> **Problem details**: Check every line of the entries below for the word "temperature", and copy the ones that have it.
....
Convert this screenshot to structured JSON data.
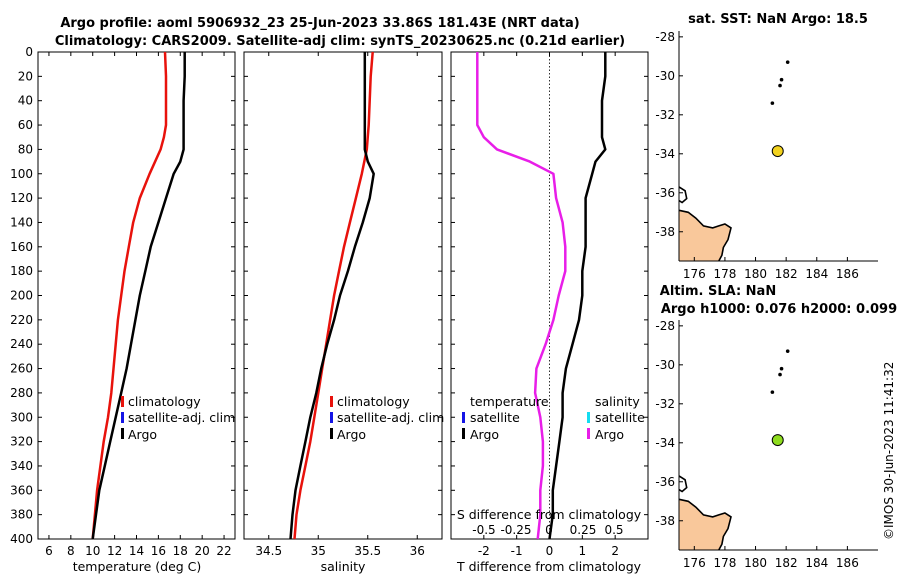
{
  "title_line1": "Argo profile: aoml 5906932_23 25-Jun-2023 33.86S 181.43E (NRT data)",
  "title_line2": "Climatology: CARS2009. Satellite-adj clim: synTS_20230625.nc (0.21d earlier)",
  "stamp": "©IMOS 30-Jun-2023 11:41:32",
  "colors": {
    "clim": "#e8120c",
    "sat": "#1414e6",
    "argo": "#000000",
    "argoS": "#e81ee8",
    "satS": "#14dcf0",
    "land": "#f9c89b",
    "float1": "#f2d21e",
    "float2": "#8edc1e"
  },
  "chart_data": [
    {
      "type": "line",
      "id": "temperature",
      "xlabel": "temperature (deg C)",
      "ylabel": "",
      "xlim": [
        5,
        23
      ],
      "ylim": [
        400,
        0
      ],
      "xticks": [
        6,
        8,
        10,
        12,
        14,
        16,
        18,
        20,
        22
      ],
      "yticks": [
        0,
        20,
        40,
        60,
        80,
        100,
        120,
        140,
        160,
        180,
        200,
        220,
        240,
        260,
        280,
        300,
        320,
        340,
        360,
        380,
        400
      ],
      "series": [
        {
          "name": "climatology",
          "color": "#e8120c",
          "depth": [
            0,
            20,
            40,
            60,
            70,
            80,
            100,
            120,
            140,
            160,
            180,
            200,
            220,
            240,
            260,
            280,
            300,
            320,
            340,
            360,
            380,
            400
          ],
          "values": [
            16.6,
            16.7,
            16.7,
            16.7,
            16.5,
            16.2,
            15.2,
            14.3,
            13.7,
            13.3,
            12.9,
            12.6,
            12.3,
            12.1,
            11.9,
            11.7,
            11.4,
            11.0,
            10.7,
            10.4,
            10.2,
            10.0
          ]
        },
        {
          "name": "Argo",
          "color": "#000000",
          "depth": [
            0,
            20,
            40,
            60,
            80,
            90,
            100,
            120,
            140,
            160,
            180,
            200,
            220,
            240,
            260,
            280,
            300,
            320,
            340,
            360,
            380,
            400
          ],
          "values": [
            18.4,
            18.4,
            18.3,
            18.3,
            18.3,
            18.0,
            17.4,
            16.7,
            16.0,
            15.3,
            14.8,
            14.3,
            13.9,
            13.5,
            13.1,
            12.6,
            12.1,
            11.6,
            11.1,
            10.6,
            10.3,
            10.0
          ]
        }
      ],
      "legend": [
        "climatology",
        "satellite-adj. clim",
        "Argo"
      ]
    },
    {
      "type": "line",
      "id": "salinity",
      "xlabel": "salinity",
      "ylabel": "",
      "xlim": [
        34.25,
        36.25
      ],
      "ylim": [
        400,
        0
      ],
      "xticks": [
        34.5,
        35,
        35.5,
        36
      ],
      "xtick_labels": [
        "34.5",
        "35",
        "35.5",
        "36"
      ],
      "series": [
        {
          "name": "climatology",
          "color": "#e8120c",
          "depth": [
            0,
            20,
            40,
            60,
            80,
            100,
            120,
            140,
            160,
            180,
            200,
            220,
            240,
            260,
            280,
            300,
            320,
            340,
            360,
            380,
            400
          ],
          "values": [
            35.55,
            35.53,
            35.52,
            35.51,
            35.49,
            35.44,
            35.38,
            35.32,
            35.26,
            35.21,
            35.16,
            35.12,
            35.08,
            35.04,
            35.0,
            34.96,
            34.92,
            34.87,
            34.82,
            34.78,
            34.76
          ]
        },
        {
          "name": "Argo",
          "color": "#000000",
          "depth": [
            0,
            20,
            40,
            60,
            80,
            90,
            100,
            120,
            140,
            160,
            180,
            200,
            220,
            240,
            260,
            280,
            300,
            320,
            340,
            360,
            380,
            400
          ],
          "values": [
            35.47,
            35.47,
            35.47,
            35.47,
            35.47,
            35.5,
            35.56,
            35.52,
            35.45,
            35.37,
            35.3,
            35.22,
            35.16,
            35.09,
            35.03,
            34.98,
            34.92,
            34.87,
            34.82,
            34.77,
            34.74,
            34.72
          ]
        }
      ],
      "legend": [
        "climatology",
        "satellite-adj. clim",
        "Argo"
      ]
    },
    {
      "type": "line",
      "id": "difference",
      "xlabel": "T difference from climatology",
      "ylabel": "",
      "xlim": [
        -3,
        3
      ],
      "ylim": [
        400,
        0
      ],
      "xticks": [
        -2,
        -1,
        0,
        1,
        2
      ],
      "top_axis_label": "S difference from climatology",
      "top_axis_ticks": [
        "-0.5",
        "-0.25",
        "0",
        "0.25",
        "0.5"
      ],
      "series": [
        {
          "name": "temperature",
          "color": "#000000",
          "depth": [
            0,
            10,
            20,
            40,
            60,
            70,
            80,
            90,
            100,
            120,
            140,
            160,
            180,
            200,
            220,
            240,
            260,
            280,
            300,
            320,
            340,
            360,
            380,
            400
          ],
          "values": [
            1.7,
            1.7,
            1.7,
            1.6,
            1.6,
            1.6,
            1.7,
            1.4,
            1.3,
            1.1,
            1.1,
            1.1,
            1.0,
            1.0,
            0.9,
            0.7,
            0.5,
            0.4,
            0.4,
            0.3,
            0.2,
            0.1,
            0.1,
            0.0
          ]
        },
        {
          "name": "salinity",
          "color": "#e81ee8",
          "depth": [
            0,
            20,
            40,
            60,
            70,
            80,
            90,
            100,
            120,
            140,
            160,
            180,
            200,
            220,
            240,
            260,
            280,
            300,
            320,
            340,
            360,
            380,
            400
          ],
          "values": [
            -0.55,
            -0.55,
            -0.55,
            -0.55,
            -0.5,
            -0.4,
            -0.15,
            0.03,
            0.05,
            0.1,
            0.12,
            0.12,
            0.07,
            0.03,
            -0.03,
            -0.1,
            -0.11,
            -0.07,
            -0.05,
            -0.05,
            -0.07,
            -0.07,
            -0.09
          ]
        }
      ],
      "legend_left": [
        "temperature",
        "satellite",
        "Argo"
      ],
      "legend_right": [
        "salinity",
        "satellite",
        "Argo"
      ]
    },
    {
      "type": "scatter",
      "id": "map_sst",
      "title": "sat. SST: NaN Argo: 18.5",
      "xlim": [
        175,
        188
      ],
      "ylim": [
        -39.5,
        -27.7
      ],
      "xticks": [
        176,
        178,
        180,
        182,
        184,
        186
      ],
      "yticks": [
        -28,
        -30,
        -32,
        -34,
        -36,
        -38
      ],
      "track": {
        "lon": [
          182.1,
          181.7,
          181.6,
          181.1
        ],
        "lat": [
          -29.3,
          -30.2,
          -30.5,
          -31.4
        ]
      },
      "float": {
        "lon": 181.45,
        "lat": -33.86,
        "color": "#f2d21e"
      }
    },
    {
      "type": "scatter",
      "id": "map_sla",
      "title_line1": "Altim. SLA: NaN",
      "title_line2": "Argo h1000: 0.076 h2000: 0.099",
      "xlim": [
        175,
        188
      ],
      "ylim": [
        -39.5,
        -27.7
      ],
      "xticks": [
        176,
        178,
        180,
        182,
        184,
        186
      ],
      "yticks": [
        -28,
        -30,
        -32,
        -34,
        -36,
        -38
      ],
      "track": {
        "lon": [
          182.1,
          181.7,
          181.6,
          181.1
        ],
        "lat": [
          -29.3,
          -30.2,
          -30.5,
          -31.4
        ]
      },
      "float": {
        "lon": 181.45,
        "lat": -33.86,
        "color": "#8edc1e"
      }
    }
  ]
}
....
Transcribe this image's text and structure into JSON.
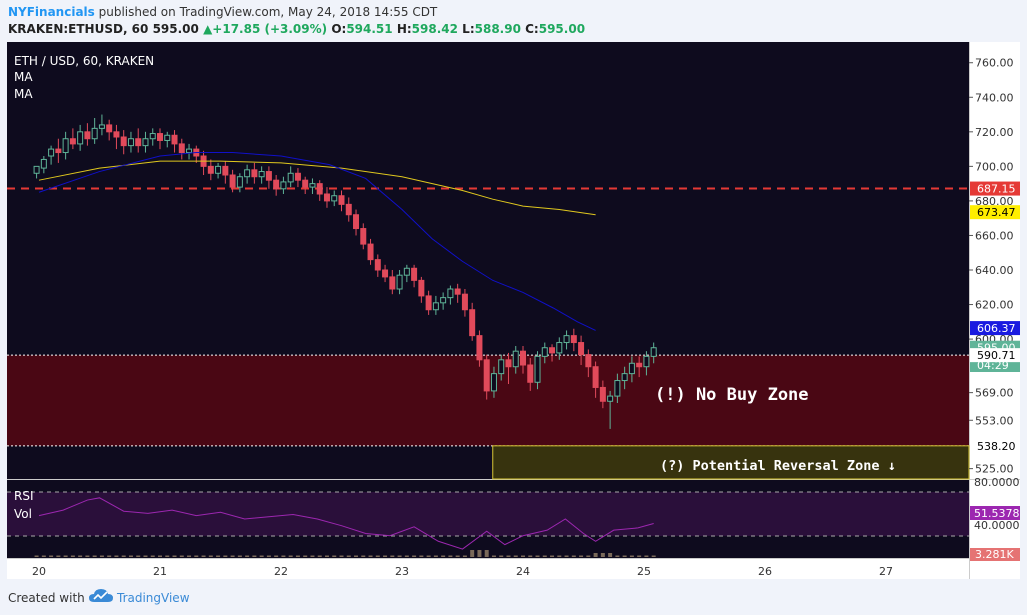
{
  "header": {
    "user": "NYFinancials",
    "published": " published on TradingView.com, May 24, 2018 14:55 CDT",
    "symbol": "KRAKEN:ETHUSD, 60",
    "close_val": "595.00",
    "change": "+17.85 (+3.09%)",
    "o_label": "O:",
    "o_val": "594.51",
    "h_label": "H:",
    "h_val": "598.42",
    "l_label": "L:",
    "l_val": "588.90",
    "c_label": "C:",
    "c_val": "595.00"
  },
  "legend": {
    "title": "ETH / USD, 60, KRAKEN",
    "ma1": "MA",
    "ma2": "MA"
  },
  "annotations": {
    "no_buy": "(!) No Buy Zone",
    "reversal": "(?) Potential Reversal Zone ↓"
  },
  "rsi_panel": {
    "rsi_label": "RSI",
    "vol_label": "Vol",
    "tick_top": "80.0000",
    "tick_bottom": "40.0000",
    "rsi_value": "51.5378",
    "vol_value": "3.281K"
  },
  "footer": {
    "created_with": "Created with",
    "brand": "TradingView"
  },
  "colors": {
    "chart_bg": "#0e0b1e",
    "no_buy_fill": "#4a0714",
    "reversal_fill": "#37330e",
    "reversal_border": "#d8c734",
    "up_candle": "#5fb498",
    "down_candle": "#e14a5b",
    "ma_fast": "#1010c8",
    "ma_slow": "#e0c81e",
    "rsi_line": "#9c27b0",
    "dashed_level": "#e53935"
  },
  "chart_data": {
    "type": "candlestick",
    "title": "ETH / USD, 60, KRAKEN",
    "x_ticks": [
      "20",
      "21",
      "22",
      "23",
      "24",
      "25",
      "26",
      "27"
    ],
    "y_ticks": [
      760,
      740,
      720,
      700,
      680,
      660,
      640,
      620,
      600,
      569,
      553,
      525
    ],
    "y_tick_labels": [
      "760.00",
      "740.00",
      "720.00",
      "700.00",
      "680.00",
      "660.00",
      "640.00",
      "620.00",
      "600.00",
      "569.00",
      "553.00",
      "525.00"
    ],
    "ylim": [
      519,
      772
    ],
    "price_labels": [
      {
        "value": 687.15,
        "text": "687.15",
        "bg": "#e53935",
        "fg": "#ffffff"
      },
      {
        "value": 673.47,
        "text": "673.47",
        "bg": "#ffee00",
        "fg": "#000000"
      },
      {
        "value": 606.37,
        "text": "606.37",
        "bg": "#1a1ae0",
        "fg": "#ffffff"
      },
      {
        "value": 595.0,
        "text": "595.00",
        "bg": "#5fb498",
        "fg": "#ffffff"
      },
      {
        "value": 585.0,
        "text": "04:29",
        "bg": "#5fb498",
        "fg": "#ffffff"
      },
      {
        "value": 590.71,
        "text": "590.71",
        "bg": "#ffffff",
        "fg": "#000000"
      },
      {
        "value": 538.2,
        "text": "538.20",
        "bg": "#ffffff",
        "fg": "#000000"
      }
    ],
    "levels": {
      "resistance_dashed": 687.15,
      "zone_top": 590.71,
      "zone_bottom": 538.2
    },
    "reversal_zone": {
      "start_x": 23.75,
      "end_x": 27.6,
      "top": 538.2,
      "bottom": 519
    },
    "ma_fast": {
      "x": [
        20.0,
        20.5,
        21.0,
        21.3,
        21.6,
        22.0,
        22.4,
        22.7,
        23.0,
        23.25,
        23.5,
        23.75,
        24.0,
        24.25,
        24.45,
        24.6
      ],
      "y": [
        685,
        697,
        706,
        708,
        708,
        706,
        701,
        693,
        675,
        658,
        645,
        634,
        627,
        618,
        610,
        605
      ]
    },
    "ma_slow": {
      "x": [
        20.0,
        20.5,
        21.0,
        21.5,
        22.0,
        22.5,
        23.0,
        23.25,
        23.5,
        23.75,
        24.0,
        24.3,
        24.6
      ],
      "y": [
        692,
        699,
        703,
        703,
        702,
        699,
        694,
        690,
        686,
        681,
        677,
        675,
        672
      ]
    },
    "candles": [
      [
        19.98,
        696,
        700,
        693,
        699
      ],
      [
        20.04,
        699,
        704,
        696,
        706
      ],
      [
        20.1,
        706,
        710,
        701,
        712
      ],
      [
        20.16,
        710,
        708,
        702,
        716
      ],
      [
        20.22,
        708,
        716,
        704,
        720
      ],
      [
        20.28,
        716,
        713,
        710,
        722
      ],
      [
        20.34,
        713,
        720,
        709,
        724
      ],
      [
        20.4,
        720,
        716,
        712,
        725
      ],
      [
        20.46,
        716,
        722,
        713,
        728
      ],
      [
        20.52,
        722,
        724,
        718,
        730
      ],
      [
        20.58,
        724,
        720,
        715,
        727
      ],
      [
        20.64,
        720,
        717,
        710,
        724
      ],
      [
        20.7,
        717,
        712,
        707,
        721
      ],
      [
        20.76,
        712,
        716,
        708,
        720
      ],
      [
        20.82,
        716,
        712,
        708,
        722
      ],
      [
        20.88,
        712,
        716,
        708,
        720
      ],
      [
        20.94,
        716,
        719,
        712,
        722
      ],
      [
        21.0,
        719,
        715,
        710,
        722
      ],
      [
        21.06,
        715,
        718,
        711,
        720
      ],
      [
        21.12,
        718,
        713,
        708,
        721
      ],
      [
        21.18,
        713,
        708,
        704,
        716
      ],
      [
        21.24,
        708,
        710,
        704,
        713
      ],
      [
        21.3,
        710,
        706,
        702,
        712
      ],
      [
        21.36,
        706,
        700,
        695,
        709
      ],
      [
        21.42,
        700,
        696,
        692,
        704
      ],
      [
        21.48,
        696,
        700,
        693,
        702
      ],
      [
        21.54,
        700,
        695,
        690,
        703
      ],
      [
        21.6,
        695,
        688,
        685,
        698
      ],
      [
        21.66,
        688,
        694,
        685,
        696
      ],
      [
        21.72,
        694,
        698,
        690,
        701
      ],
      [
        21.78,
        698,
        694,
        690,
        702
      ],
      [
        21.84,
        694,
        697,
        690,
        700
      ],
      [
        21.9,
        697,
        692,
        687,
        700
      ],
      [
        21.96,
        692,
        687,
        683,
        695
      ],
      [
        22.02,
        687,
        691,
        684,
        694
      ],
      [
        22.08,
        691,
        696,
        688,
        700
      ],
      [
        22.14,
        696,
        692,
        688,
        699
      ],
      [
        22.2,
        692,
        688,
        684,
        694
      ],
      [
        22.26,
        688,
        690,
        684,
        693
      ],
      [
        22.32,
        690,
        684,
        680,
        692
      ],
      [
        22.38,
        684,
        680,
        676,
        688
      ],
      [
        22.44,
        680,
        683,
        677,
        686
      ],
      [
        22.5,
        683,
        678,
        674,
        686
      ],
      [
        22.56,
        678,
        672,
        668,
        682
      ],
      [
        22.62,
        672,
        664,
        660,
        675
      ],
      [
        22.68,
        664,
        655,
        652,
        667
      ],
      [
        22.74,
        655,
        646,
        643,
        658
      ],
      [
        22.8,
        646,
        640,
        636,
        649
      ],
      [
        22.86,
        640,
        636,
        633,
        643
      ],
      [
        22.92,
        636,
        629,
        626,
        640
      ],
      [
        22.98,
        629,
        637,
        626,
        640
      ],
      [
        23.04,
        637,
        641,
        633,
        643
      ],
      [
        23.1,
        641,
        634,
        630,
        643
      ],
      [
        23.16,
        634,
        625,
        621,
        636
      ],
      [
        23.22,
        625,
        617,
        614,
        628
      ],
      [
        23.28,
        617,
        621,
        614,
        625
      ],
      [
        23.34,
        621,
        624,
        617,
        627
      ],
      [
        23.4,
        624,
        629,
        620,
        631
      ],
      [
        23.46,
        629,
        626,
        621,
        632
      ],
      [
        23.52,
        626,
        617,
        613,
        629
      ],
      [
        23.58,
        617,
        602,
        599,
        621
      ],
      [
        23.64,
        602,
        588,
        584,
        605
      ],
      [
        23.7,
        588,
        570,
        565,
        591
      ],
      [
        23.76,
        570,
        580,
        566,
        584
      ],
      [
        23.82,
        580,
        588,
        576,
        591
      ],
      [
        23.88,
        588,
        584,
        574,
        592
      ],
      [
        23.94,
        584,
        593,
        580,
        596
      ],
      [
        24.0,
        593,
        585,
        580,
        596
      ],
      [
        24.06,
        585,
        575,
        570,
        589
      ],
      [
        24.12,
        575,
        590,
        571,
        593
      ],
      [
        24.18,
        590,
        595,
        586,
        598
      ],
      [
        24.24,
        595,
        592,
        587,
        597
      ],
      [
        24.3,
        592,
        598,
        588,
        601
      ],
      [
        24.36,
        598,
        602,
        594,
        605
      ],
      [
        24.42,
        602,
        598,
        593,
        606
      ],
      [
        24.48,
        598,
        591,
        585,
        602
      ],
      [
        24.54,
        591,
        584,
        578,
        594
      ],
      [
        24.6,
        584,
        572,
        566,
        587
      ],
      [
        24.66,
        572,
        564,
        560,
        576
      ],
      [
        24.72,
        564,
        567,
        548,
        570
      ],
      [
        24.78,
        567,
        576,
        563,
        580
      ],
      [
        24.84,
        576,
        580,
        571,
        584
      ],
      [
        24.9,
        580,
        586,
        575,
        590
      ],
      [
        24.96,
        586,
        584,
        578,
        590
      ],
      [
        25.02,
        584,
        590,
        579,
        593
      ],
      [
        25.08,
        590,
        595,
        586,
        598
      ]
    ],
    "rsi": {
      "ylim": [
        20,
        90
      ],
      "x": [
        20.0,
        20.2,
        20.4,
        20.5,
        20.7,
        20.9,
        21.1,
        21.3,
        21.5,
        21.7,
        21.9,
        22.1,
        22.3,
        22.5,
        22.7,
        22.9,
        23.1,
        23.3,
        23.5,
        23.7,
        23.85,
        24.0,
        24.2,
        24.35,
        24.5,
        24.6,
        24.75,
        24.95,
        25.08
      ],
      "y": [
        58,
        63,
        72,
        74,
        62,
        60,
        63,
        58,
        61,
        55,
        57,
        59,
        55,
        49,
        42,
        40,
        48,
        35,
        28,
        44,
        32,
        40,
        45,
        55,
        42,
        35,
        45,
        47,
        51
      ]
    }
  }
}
....
> **Task output**:
      "id": "temperature",
      "xlabel": "temperature (deg C)",
          "name": "temperature",
        "temperature",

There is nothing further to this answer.